§ Raw data
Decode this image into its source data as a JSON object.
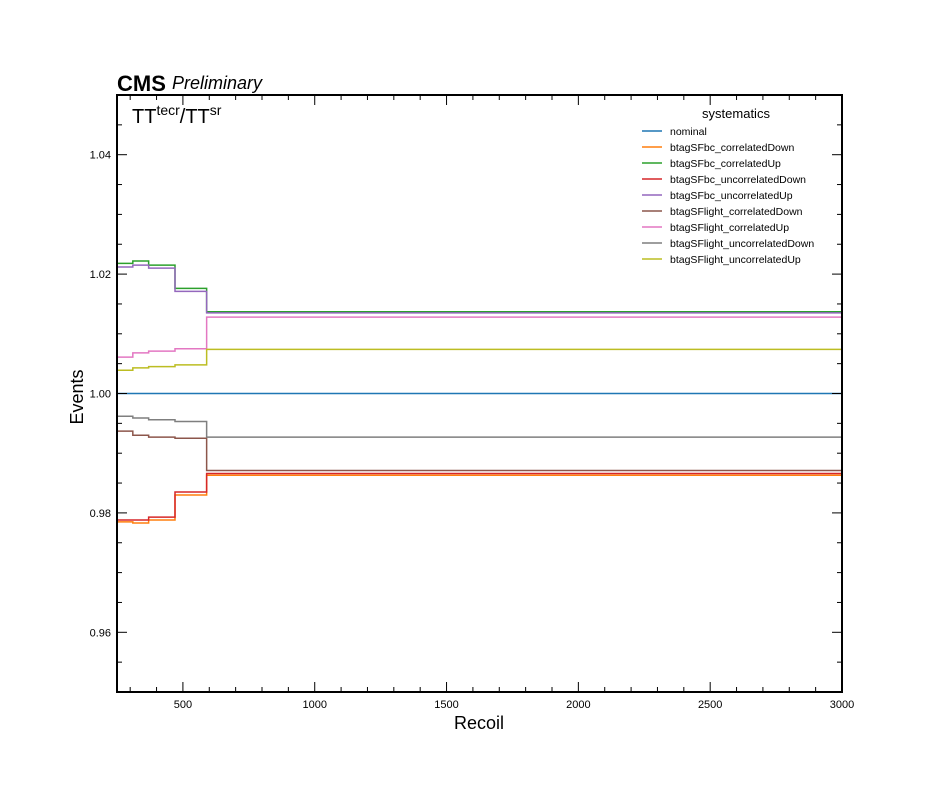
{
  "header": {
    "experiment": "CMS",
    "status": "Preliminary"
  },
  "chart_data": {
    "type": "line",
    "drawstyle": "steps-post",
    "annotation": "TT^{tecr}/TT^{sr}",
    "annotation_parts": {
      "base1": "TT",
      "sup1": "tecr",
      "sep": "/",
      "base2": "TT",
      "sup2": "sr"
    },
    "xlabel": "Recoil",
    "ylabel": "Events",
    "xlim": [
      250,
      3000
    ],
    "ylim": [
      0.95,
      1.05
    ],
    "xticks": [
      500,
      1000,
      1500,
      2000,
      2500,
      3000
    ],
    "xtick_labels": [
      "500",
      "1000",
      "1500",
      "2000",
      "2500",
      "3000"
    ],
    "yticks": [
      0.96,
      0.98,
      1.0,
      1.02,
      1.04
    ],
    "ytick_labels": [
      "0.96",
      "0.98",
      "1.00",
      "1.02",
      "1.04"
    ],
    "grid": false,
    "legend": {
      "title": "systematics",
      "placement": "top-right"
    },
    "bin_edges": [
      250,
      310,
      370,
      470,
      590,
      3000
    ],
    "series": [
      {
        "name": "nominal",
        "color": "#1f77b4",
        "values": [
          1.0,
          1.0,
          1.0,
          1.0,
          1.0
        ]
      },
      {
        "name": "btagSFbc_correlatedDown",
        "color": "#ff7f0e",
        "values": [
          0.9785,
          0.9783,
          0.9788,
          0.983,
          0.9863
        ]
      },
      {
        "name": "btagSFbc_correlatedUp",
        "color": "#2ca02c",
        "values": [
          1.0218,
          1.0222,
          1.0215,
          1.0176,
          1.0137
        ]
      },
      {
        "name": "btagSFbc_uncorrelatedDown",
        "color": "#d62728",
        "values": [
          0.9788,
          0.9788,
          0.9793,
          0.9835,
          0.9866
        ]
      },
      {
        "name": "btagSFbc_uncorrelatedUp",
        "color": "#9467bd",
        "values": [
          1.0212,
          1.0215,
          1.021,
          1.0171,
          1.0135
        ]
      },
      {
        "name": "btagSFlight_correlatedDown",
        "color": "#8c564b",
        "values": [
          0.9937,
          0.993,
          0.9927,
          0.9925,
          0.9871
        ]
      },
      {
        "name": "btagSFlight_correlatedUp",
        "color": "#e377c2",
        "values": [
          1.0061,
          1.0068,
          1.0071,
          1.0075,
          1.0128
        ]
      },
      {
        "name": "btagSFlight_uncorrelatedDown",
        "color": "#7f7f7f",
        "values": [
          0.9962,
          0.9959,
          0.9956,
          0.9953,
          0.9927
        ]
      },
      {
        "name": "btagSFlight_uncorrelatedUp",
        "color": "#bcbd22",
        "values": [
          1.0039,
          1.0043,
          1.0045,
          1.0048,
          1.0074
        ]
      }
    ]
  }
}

§ Objective
From the data above, pick out each line containing "color" and copy it.

§ Solution to this problem
        "color": "#1f77b4",
        "color": "#ff7f0e",
        "color": "#2ca02c",
        "color": "#d62728",
        "color": "#9467bd",
        "color": "#8c564b",
        "color": "#e377c2",
        "color": "#7f7f7f",
        "color": "#bcbd22",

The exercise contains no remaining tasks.